◆ GIVEN REQUEST: Copy the records below exactly as they appear.

◆ SUPPLIED DATA:

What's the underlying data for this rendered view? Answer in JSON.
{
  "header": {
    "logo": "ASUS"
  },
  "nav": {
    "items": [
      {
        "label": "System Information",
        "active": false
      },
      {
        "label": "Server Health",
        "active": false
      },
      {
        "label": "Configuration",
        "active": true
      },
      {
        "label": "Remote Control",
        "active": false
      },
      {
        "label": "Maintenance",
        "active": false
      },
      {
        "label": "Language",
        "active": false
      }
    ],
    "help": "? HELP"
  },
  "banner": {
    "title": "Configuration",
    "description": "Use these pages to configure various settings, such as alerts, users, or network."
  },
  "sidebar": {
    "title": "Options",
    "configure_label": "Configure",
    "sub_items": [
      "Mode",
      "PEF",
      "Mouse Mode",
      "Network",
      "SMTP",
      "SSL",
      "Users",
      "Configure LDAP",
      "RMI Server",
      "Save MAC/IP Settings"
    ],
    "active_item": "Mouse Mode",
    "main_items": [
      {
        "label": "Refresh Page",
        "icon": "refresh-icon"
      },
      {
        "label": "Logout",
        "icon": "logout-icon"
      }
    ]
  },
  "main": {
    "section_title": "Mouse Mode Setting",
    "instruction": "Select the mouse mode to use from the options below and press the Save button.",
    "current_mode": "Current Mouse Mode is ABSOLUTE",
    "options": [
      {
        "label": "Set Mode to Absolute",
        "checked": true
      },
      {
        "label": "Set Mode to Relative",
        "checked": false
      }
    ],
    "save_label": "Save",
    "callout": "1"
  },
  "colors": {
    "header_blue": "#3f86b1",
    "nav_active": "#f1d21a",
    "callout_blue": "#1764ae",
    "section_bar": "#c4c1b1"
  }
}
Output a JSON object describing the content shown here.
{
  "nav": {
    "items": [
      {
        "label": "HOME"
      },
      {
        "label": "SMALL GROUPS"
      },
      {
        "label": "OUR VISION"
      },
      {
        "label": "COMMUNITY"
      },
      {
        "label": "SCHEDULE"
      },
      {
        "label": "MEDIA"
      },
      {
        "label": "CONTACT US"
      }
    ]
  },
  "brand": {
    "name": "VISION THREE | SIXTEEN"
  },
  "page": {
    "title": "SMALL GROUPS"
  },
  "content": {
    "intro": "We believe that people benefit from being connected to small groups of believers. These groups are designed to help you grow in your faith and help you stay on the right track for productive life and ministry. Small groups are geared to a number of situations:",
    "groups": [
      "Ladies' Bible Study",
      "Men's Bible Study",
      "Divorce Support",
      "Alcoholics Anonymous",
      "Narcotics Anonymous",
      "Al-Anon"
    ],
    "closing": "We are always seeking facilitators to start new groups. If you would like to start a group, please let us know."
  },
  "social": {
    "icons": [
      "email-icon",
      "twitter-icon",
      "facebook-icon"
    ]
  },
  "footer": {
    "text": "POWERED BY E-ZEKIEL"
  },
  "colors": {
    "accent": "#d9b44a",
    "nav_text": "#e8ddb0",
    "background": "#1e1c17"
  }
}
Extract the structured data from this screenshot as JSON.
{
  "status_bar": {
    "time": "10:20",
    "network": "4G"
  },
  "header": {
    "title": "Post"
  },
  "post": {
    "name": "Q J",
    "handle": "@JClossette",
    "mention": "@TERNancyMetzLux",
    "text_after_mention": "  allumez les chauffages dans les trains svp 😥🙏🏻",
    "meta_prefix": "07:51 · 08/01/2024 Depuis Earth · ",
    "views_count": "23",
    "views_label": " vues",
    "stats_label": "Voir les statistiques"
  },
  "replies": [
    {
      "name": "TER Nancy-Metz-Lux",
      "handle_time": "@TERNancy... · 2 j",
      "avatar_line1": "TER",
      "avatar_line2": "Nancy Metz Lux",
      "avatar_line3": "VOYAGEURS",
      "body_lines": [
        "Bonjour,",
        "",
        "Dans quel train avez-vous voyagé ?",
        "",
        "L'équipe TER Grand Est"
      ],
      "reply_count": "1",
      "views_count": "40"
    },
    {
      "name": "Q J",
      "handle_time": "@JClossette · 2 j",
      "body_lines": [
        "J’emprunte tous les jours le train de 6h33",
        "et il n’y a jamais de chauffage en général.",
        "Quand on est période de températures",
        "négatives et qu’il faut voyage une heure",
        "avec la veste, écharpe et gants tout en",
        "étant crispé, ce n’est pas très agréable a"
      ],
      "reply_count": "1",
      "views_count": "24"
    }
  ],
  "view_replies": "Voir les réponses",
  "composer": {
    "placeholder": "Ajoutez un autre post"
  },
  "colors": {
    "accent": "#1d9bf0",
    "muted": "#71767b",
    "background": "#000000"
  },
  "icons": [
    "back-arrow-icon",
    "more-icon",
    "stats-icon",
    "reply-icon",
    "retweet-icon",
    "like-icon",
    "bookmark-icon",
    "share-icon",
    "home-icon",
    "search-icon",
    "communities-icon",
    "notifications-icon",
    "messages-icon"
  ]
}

◆ ANSWER FOR THE TASK:
What's the underlying data for this rendered view? Answer in JSON.
{
  "header": {
    "logo": "ASUS"
  },
  "nav": {
    "items": [
      {
        "label": "System Information",
        "active": false
      },
      {
        "label": "Server Health",
        "active": false
      },
      {
        "label": "Configuration",
        "active": true
      },
      {
        "label": "Remote Control",
        "active": false
      },
      {
        "label": "Maintenance",
        "active": false
      },
      {
        "label": "Language",
        "active": false
      }
    ],
    "help": "? HELP"
  },
  "banner": {
    "title": "Configuration",
    "description": "Use these pages to configure various settings, such as alerts, users, or network."
  },
  "sidebar": {
    "title": "Options",
    "configure_label": "Configure",
    "sub_items": [
      "Mode",
      "PEF",
      "Mouse Mode",
      "Network",
      "SMTP",
      "SSL",
      "Users",
      "Configure LDAP",
      "RMI Server",
      "Save MAC/IP Settings"
    ],
    "active_item": "Mouse Mode",
    "main_items": [
      {
        "label": "Refresh Page",
        "icon": "refresh-icon"
      },
      {
        "label": "Logout",
        "icon": "logout-icon"
      }
    ]
  },
  "main": {
    "section_title": "Mouse Mode Setting",
    "instruction": "Select the mouse mode to use from the options below and press the Save button.",
    "current_mode": "Current Mouse Mode is ABSOLUTE",
    "options": [
      {
        "label": "Set Mode to Absolute",
        "checked": true
      },
      {
        "label": "Set Mode to Relative",
        "checked": false
      }
    ],
    "save_label": "Save",
    "callout": "1"
  },
  "colors": {
    "header_blue": "#3f86b1",
    "nav_active": "#f1d21a",
    "callout_blue": "#1764ae",
    "section_bar": "#c4c1b1"
  }
}
Output a JSON object describing the content shown here.
{
  "nav": {
    "items": [
      {
        "label": "HOME"
      },
      {
        "label": "SMALL GROUPS"
      },
      {
        "label": "OUR VISION"
      },
      {
        "label": "COMMUNITY"
      },
      {
        "label": "SCHEDULE"
      },
      {
        "label": "MEDIA"
      },
      {
        "label": "CONTACT US"
      }
    ]
  },
  "brand": {
    "name": "VISION THREE | SIXTEEN"
  },
  "page": {
    "title": "SMALL GROUPS"
  },
  "content": {
    "intro": "We believe that people benefit from being connected to small groups of believers. These groups are designed to help you grow in your faith and help you stay on the right track for productive life and ministry. Small groups are geared to a number of situations:",
    "groups": [
      "Ladies' Bible Study",
      "Men's Bible Study",
      "Divorce Support",
      "Alcoholics Anonymous",
      "Narcotics Anonymous",
      "Al-Anon"
    ],
    "closing": "We are always seeking facilitators to start new groups. If you would like to start a group, please let us know."
  },
  "social": {
    "icons": [
      "email-icon",
      "twitter-icon",
      "facebook-icon"
    ]
  },
  "footer": {
    "text": "POWERED BY E-ZEKIEL"
  },
  "colors": {
    "accent": "#d9b44a",
    "nav_text": "#e8ddb0",
    "background": "#1e1c17"
  }
}
Extract the structured data from this screenshot as JSON.
{
  "status_bar": {
    "time": "10:20",
    "network": "4G"
  },
  "header": {
    "title": "Post"
  },
  "post": {
    "name": "Q J",
    "handle": "@JClossette",
    "mention": "@TERNancyMetzLux",
    "text_after_mention": "  allumez les chauffages dans les trains svp 😥🙏🏻",
    "meta_prefix": "07:51 · 08/01/2024 Depuis Earth · ",
    "views_count": "23",
    "views_label": " vues",
    "stats_label": "Voir les statistiques"
  },
  "replies": [
    {
      "name": "TER Nancy-Metz-Lux",
      "handle_time": "@TERNancy... · 2 j",
      "avatar_line1": "TER",
      "avatar_line2": "Nancy Metz Lux",
      "avatar_line3": "VOYAGEURS",
      "body_lines": [
        "Bonjour,",
        "",
        "Dans quel train avez-vous voyagé ?",
        "",
        "L'équipe TER Grand Est"
      ],
      "reply_count": "1",
      "views_count": "40"
    },
    {
      "name": "Q J",
      "handle_time": "@JClossette · 2 j",
      "body_lines": [
        "J’emprunte tous les jours le train de 6h33",
        "et il n’y a jamais de chauffage en général.",
        "Quand on est période de températures",
        "négatives et qu’il faut voyage une heure",
        "avec la veste, écharpe et gants tout en",
        "étant crispé, ce n’est pas très agréable a"
      ],
      "reply_count": "1",
      "views_count": "24"
    }
  ],
  "view_replies": "Voir les réponses",
  "composer": {
    "placeholder": "Ajoutez un autre post"
  },
  "colors": {
    "accent": "#1d9bf0",
    "muted": "#71767b",
    "background": "#000000"
  },
  "icons": [
    "back-arrow-icon",
    "more-icon",
    "stats-icon",
    "reply-icon",
    "retweet-icon",
    "like-icon",
    "bookmark-icon",
    "share-icon",
    "home-icon",
    "search-icon",
    "communities-icon",
    "notifications-icon",
    "messages-icon"
  ]
}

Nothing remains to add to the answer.